## EXERCISE REQUIREMENTS:
Extract each record and reproduce it exactly.

## LISTING:
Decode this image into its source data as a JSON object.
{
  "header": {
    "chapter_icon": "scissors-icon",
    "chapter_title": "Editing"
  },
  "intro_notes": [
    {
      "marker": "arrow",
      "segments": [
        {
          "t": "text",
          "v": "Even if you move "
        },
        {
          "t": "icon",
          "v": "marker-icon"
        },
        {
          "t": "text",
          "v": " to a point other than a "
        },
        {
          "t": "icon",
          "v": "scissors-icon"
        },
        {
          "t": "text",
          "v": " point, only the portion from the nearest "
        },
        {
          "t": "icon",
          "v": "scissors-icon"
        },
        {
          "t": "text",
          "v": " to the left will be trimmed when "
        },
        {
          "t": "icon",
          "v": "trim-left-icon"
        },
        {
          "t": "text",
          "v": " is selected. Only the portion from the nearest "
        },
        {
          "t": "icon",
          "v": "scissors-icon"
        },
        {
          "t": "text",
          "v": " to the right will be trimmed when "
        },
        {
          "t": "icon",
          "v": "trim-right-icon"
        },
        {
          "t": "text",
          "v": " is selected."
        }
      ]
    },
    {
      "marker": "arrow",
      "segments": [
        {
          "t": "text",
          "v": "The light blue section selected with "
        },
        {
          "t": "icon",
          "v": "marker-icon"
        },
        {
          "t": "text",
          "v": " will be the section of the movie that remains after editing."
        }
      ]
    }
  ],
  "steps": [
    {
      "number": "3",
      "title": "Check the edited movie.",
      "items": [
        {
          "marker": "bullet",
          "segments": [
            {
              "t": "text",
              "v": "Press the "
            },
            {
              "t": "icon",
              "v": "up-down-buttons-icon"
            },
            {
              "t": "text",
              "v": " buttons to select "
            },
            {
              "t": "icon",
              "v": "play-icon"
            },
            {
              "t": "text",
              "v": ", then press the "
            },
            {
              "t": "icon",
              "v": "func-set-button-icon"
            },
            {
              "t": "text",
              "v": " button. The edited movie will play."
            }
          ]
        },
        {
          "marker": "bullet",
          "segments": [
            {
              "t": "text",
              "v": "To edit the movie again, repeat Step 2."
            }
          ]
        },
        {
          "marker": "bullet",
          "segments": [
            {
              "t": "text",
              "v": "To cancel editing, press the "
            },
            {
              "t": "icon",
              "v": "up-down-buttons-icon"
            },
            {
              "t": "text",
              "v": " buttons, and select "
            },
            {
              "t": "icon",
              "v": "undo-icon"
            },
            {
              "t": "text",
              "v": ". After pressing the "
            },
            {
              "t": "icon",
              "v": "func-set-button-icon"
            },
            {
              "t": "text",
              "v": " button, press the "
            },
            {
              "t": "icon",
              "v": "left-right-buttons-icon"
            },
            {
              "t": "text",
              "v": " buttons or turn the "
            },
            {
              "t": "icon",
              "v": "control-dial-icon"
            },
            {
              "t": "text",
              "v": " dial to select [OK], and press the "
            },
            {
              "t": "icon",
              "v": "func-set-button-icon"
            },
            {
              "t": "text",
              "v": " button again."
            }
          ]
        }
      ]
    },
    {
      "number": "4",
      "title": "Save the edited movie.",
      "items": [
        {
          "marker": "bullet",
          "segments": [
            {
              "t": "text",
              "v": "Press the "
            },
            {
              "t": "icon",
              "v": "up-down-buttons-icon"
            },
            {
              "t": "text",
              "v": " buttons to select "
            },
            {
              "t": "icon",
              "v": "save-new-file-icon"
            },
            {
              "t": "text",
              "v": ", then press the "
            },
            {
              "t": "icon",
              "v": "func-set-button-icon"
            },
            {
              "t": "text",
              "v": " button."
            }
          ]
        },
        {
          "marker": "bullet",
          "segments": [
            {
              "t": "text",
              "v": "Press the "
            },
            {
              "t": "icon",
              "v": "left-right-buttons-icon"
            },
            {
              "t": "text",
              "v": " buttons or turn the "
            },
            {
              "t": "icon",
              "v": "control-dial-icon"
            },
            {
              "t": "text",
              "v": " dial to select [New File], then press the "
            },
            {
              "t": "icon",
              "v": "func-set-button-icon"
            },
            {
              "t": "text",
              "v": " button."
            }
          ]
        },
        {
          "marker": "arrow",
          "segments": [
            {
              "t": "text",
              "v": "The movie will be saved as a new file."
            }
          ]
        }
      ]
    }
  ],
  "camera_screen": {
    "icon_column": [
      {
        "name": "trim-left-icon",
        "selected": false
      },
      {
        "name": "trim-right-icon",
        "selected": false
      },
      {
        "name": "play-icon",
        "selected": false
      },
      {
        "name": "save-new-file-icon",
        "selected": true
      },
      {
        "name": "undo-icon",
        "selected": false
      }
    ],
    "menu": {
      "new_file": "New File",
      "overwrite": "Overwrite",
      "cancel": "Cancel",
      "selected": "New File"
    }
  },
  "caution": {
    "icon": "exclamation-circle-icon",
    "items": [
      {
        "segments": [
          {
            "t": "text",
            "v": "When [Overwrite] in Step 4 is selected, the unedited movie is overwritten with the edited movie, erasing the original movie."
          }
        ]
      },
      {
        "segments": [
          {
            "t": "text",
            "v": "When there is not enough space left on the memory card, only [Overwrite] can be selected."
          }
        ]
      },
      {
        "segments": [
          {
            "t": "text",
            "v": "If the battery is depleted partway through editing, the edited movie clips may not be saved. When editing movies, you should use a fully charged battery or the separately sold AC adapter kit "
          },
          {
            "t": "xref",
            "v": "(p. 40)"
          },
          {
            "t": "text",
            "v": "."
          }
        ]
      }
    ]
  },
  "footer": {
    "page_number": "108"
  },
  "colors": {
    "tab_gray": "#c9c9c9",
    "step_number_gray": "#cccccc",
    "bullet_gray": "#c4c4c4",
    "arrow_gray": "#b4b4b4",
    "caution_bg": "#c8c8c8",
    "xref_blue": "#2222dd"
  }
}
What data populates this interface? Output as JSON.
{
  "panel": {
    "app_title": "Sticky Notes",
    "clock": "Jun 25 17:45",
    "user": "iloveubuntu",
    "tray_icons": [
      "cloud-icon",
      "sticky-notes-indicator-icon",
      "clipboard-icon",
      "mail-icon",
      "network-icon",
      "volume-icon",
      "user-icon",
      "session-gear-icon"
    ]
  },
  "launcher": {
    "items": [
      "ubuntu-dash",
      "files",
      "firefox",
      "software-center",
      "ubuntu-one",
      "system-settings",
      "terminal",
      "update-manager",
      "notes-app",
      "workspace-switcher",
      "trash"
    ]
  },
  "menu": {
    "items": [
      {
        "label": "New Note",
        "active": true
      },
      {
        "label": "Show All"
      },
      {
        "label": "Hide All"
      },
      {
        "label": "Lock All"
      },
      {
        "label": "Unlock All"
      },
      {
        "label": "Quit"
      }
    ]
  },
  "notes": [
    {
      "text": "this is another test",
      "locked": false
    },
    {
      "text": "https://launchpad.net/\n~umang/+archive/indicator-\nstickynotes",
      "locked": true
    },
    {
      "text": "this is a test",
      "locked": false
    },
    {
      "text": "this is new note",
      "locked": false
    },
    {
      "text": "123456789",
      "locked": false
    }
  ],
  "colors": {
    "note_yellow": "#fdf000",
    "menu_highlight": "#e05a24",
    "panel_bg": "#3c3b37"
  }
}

## OUTPUT FOR THIS TASK:
Decode this image into its source data as a JSON object.
{
  "header": {
    "chapter_icon": "scissors-icon",
    "chapter_title": "Editing"
  },
  "intro_notes": [
    {
      "marker": "arrow",
      "segments": [
        {
          "t": "text",
          "v": "Even if you move "
        },
        {
          "t": "icon",
          "v": "marker-icon"
        },
        {
          "t": "text",
          "v": " to a point other than a "
        },
        {
          "t": "icon",
          "v": "scissors-icon"
        },
        {
          "t": "text",
          "v": " point, only the portion from the nearest "
        },
        {
          "t": "icon",
          "v": "scissors-icon"
        },
        {
          "t": "text",
          "v": " to the left will be trimmed when "
        },
        {
          "t": "icon",
          "v": "trim-left-icon"
        },
        {
          "t": "text",
          "v": " is selected. Only the portion from the nearest "
        },
        {
          "t": "icon",
          "v": "scissors-icon"
        },
        {
          "t": "text",
          "v": " to the right will be trimmed when "
        },
        {
          "t": "icon",
          "v": "trim-right-icon"
        },
        {
          "t": "text",
          "v": " is selected."
        }
      ]
    },
    {
      "marker": "arrow",
      "segments": [
        {
          "t": "text",
          "v": "The light blue section selected with "
        },
        {
          "t": "icon",
          "v": "marker-icon"
        },
        {
          "t": "text",
          "v": " will be the section of the movie that remains after editing."
        }
      ]
    }
  ],
  "steps": [
    {
      "number": "3",
      "title": "Check the edited movie.",
      "items": [
        {
          "marker": "bullet",
          "segments": [
            {
              "t": "text",
              "v": "Press the "
            },
            {
              "t": "icon",
              "v": "up-down-buttons-icon"
            },
            {
              "t": "text",
              "v": " buttons to select "
            },
            {
              "t": "icon",
              "v": "play-icon"
            },
            {
              "t": "text",
              "v": ", then press the "
            },
            {
              "t": "icon",
              "v": "func-set-button-icon"
            },
            {
              "t": "text",
              "v": " button. The edited movie will play."
            }
          ]
        },
        {
          "marker": "bullet",
          "segments": [
            {
              "t": "text",
              "v": "To edit the movie again, repeat Step 2."
            }
          ]
        },
        {
          "marker": "bullet",
          "segments": [
            {
              "t": "text",
              "v": "To cancel editing, press the "
            },
            {
              "t": "icon",
              "v": "up-down-buttons-icon"
            },
            {
              "t": "text",
              "v": " buttons, and select "
            },
            {
              "t": "icon",
              "v": "undo-icon"
            },
            {
              "t": "text",
              "v": ". After pressing the "
            },
            {
              "t": "icon",
              "v": "func-set-button-icon"
            },
            {
              "t": "text",
              "v": " button, press the "
            },
            {
              "t": "icon",
              "v": "left-right-buttons-icon"
            },
            {
              "t": "text",
              "v": " buttons or turn the "
            },
            {
              "t": "icon",
              "v": "control-dial-icon"
            },
            {
              "t": "text",
              "v": " dial to select [OK], and press the "
            },
            {
              "t": "icon",
              "v": "func-set-button-icon"
            },
            {
              "t": "text",
              "v": " button again."
            }
          ]
        }
      ]
    },
    {
      "number": "4",
      "title": "Save the edited movie.",
      "items": [
        {
          "marker": "bullet",
          "segments": [
            {
              "t": "text",
              "v": "Press the "
            },
            {
              "t": "icon",
              "v": "up-down-buttons-icon"
            },
            {
              "t": "text",
              "v": " buttons to select "
            },
            {
              "t": "icon",
              "v": "save-new-file-icon"
            },
            {
              "t": "text",
              "v": ", then press the "
            },
            {
              "t": "icon",
              "v": "func-set-button-icon"
            },
            {
              "t": "text",
              "v": " button."
            }
          ]
        },
        {
          "marker": "bullet",
          "segments": [
            {
              "t": "text",
              "v": "Press the "
            },
            {
              "t": "icon",
              "v": "left-right-buttons-icon"
            },
            {
              "t": "text",
              "v": " buttons or turn the "
            },
            {
              "t": "icon",
              "v": "control-dial-icon"
            },
            {
              "t": "text",
              "v": " dial to select [New File], then press the "
            },
            {
              "t": "icon",
              "v": "func-set-button-icon"
            },
            {
              "t": "text",
              "v": " button."
            }
          ]
        },
        {
          "marker": "arrow",
          "segments": [
            {
              "t": "text",
              "v": "The movie will be saved as a new file."
            }
          ]
        }
      ]
    }
  ],
  "camera_screen": {
    "icon_column": [
      {
        "name": "trim-left-icon",
        "selected": false
      },
      {
        "name": "trim-right-icon",
        "selected": false
      },
      {
        "name": "play-icon",
        "selected": false
      },
      {
        "name": "save-new-file-icon",
        "selected": true
      },
      {
        "name": "undo-icon",
        "selected": false
      }
    ],
    "menu": {
      "new_file": "New File",
      "overwrite": "Overwrite",
      "cancel": "Cancel",
      "selected": "New File"
    }
  },
  "caution": {
    "icon": "exclamation-circle-icon",
    "items": [
      {
        "segments": [
          {
            "t": "text",
            "v": "When [Overwrite] in Step 4 is selected, the unedited movie is overwritten with the edited movie, erasing the original movie."
          }
        ]
      },
      {
        "segments": [
          {
            "t": "text",
            "v": "When there is not enough space left on the memory card, only [Overwrite] can be selected."
          }
        ]
      },
      {
        "segments": [
          {
            "t": "text",
            "v": "If the battery is depleted partway through editing, the edited movie clips may not be saved. When editing movies, you should use a fully charged battery or the separately sold AC adapter kit "
          },
          {
            "t": "xref",
            "v": "(p. 40)"
          },
          {
            "t": "text",
            "v": "."
          }
        ]
      }
    ]
  },
  "footer": {
    "page_number": "108"
  },
  "colors": {
    "tab_gray": "#c9c9c9",
    "step_number_gray": "#cccccc",
    "bullet_gray": "#c4c4c4",
    "arrow_gray": "#b4b4b4",
    "caution_bg": "#c8c8c8",
    "xref_blue": "#2222dd"
  }
}
What data populates this interface? Output as JSON.
{
  "panel": {
    "app_title": "Sticky Notes",
    "clock": "Jun 25 17:45",
    "user": "iloveubuntu",
    "tray_icons": [
      "cloud-icon",
      "sticky-notes-indicator-icon",
      "clipboard-icon",
      "mail-icon",
      "network-icon",
      "volume-icon",
      "user-icon",
      "session-gear-icon"
    ]
  },
  "launcher": {
    "items": [
      "ubuntu-dash",
      "files",
      "firefox",
      "software-center",
      "ubuntu-one",
      "system-settings",
      "terminal",
      "update-manager",
      "notes-app",
      "workspace-switcher",
      "trash"
    ]
  },
  "menu": {
    "items": [
      {
        "label": "New Note",
        "active": true
      },
      {
        "label": "Show All"
      },
      {
        "label": "Hide All"
      },
      {
        "label": "Lock All"
      },
      {
        "label": "Unlock All"
      },
      {
        "label": "Quit"
      }
    ]
  },
  "notes": [
    {
      "text": "this is another test",
      "locked": false
    },
    {
      "text": "https://launchpad.net/\n~umang/+archive/indicator-\nstickynotes",
      "locked": true
    },
    {
      "text": "this is a test",
      "locked": false
    },
    {
      "text": "this is new note",
      "locked": false
    },
    {
      "text": "123456789",
      "locked": false
    }
  ],
  "colors": {
    "note_yellow": "#fdf000",
    "menu_highlight": "#e05a24",
    "panel_bg": "#3c3b37"
  }
}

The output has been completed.